**Work to complete:** Copy every line of the records below where the word "marker" occurs.

Records from a collection of figures:
····················
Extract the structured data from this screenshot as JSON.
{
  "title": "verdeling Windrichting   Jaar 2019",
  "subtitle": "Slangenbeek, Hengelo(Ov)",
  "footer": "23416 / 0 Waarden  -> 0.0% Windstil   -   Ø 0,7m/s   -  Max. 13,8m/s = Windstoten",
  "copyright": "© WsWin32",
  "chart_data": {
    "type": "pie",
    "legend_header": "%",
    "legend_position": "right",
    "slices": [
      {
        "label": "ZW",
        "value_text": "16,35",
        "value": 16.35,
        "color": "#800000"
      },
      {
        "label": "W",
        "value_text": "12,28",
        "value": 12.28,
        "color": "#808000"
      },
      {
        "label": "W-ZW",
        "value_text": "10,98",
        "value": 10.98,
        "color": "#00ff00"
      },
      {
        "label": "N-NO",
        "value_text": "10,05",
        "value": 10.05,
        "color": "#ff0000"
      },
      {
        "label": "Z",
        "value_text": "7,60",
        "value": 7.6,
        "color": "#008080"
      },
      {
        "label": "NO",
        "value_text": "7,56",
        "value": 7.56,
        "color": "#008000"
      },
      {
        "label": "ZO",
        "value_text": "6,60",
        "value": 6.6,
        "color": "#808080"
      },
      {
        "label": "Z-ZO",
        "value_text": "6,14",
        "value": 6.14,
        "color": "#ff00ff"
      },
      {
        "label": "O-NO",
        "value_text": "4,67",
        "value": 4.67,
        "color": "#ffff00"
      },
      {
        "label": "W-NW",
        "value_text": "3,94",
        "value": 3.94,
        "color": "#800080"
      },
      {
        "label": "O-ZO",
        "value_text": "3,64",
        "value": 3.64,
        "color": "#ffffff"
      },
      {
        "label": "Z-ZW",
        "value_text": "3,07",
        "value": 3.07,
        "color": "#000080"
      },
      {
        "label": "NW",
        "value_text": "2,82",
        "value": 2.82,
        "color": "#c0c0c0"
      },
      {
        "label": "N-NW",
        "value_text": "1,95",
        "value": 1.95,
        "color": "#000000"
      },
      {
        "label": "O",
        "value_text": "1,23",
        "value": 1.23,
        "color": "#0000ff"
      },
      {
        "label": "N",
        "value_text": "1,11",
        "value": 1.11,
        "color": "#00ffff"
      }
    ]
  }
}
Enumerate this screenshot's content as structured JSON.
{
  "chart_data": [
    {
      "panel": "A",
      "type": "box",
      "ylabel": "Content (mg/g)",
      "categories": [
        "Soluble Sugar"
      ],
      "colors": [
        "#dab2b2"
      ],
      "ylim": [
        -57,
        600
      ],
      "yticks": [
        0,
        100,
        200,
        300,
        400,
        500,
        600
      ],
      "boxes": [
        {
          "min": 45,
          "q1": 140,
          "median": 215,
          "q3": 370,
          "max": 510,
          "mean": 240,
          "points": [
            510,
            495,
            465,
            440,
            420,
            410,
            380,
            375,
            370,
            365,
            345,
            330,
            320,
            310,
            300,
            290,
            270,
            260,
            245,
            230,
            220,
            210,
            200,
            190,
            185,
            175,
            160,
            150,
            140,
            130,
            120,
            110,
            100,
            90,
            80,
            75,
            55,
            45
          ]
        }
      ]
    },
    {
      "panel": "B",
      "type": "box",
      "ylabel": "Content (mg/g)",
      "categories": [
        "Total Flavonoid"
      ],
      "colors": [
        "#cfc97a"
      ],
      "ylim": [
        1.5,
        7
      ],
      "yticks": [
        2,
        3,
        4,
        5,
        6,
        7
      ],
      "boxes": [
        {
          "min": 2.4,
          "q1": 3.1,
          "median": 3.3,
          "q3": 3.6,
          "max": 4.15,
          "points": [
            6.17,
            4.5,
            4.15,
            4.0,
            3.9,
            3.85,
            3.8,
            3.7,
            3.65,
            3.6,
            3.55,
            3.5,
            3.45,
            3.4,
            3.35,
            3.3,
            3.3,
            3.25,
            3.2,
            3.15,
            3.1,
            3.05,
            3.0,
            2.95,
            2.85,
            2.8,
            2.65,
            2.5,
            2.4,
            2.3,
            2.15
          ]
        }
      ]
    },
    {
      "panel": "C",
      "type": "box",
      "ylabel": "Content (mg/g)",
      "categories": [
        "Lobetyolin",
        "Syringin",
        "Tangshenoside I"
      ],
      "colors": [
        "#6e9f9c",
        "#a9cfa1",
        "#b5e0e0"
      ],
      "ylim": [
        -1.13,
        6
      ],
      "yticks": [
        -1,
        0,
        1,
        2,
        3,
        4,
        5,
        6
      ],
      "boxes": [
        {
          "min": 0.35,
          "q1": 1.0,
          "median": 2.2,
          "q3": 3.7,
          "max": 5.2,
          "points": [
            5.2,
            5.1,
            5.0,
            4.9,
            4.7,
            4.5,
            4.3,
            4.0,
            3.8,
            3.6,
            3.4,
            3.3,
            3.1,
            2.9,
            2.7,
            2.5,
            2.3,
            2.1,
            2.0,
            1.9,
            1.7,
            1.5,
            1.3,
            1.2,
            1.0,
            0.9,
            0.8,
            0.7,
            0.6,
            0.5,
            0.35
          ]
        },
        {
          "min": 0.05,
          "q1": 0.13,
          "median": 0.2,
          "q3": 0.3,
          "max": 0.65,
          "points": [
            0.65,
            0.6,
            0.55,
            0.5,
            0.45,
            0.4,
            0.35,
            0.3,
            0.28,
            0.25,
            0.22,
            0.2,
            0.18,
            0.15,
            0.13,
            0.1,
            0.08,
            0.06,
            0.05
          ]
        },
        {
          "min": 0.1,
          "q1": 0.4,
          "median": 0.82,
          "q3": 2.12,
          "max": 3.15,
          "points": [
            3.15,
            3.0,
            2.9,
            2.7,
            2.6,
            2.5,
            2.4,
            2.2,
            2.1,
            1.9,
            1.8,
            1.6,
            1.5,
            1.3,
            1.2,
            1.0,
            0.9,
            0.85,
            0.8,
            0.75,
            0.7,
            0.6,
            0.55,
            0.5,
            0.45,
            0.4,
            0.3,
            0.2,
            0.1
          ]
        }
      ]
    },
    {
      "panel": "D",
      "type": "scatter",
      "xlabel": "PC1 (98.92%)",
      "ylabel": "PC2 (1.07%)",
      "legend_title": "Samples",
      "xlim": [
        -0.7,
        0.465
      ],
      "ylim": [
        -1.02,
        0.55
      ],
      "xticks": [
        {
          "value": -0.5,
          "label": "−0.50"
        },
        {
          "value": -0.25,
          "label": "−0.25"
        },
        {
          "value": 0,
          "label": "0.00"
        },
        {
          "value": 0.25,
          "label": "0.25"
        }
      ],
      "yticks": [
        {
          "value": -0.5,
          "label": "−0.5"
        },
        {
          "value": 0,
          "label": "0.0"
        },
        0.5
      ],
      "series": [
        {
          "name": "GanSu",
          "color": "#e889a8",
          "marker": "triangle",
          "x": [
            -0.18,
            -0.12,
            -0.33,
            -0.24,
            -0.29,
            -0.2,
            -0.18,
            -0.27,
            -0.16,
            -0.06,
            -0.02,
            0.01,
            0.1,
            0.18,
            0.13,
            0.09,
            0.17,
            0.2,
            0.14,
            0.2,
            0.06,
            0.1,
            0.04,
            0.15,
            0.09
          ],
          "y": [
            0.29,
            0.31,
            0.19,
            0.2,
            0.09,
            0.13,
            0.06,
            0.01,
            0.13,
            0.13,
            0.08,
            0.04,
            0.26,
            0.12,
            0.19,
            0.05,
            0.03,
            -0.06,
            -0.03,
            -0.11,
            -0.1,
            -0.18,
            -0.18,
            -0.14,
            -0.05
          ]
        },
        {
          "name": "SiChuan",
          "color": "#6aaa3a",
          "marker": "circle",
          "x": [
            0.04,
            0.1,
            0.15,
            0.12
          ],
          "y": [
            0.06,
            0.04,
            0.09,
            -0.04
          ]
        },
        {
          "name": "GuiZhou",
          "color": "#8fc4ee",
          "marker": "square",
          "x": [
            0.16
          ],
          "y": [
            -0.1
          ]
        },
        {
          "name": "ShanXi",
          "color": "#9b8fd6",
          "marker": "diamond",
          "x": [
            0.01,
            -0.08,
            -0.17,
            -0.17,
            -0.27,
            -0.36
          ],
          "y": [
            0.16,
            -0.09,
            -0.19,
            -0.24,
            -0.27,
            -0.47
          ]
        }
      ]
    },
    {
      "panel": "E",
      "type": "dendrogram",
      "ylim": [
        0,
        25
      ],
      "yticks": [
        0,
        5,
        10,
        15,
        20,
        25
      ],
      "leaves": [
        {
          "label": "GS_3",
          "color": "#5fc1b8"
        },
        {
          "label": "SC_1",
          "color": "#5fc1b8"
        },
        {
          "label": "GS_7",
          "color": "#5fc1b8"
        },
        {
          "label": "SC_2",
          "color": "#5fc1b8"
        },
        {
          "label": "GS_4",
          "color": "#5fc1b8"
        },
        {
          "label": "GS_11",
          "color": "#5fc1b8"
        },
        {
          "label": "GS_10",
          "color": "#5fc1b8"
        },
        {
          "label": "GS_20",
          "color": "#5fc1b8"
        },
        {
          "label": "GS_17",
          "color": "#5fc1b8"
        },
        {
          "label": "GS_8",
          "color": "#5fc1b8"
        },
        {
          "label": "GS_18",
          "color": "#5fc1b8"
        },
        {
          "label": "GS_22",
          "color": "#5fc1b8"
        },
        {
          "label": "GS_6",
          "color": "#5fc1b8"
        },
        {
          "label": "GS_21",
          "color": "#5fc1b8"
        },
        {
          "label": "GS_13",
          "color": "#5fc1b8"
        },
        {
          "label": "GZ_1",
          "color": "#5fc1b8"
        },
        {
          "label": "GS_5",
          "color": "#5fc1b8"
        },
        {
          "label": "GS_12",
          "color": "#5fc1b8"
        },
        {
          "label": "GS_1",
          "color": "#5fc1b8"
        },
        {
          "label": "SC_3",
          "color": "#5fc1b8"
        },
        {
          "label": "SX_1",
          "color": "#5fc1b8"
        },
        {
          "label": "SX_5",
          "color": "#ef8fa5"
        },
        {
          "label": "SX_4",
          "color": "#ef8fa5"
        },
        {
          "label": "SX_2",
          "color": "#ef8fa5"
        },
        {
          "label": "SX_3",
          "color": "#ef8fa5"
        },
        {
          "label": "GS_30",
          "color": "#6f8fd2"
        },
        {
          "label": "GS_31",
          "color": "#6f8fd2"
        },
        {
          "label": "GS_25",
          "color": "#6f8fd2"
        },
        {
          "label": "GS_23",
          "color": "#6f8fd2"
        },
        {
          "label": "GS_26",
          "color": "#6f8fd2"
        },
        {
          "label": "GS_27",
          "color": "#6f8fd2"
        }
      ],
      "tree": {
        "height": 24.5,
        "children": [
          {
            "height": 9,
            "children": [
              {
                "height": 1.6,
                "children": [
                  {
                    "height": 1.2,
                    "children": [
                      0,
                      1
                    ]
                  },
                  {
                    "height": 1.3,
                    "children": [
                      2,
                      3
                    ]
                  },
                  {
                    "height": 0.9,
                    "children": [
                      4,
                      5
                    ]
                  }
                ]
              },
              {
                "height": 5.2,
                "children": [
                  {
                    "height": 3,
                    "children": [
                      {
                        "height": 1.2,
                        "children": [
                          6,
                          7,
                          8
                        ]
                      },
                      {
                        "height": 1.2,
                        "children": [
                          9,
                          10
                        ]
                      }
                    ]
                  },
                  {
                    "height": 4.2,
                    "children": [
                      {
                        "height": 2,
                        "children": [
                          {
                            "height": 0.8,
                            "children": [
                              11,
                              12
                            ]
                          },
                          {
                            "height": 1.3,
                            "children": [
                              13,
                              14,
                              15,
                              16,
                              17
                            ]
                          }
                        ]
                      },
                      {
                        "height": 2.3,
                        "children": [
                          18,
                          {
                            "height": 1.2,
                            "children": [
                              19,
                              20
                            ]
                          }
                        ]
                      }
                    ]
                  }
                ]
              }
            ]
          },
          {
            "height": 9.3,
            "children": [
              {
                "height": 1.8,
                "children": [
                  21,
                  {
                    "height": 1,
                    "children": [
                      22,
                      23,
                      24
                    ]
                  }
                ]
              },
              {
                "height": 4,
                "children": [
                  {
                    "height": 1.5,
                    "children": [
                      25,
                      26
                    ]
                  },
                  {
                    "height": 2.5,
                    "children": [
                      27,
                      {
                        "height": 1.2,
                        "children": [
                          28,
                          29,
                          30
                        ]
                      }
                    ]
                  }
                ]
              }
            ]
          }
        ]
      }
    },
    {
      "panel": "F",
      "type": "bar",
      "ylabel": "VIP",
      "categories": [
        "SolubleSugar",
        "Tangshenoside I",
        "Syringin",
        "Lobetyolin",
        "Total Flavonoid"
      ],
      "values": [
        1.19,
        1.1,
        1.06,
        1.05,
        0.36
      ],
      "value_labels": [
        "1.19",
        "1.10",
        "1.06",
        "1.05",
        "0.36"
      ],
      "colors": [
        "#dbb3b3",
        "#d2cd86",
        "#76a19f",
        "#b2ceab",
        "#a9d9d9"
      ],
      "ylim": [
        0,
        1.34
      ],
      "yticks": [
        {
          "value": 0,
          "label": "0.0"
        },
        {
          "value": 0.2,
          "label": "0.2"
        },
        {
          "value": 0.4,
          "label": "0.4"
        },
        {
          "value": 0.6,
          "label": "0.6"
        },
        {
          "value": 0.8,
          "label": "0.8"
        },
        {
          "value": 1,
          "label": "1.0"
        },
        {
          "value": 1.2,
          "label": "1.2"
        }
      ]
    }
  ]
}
····················
**Exercise solution:**
          "marker": "triangle",
          "marker": "circle",
          "marker": "square",
          "marker": "diamond",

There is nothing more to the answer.